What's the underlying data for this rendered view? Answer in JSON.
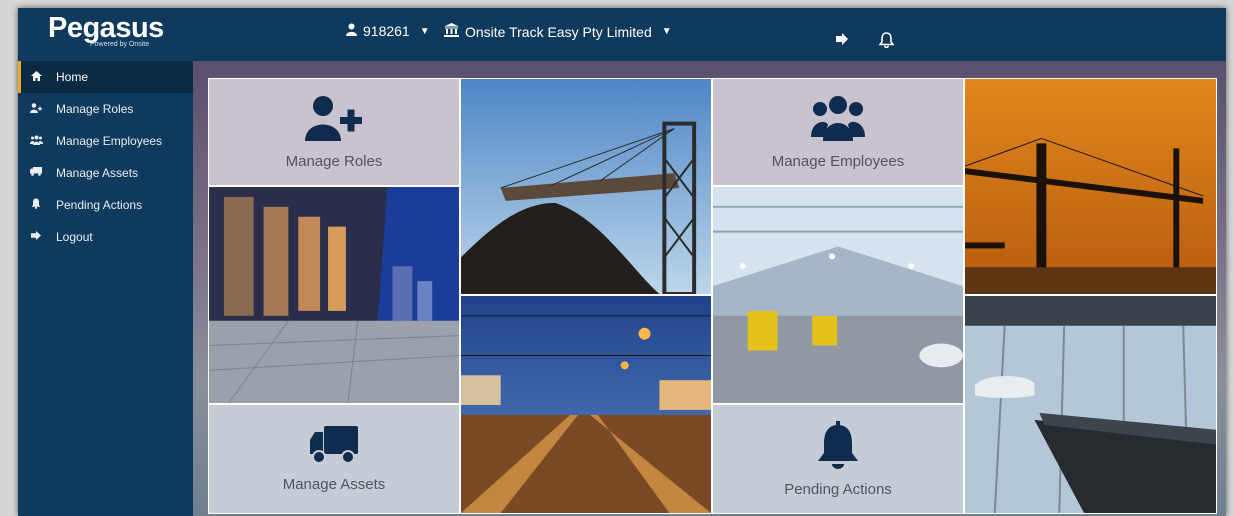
{
  "brand": {
    "name": "Pegasus",
    "tagline": "Powered by Onsite"
  },
  "header": {
    "user_id": "918261",
    "organization": "Onsite Track Easy Pty Limited",
    "icons": {
      "logout": "sign-out-icon",
      "notifications": "bell-icon"
    }
  },
  "sidebar": {
    "items": [
      {
        "label": "Home",
        "icon": "home-icon",
        "active": true
      },
      {
        "label": "Manage Roles",
        "icon": "user-plus-icon"
      },
      {
        "label": "Manage Employees",
        "icon": "users-icon"
      },
      {
        "label": "Manage Assets",
        "icon": "truck-icon"
      },
      {
        "label": "Pending Actions",
        "icon": "bell-icon"
      },
      {
        "label": "Logout",
        "icon": "sign-out-icon"
      }
    ]
  },
  "tiles": {
    "manage_roles": "Manage Roles",
    "manage_employees": "Manage Employees",
    "manage_assets": "Manage Assets",
    "pending_actions": "Pending Actions"
  },
  "colors": {
    "nav": "#0f3a5e",
    "accent": "#f5a623",
    "icon": "#0f2b4e"
  }
}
====
▶ **Exercise**
Return the material word for word. Pictures are not part of the copy.

▶ **Response to the exercise**
What's the underlying data for this rendered view? Answer in JSON.
{
  "brand": {
    "name": "Pegasus",
    "tagline": "Powered by Onsite"
  },
  "header": {
    "user_id": "918261",
    "organization": "Onsite Track Easy Pty Limited",
    "icons": {
      "logout": "sign-out-icon",
      "notifications": "bell-icon"
    }
  },
  "sidebar": {
    "items": [
      {
        "label": "Home",
        "icon": "home-icon",
        "active": true
      },
      {
        "label": "Manage Roles",
        "icon": "user-plus-icon"
      },
      {
        "label": "Manage Employees",
        "icon": "users-icon"
      },
      {
        "label": "Manage Assets",
        "icon": "truck-icon"
      },
      {
        "label": "Pending Actions",
        "icon": "bell-icon"
      },
      {
        "label": "Logout",
        "icon": "sign-out-icon"
      }
    ]
  },
  "tiles": {
    "manage_roles": "Manage Roles",
    "manage_employees": "Manage Employees",
    "manage_assets": "Manage Assets",
    "pending_actions": "Pending Actions"
  },
  "colors": {
    "nav": "#0f3a5e",
    "accent": "#f5a623",
    "icon": "#0f2b4e"
  }
}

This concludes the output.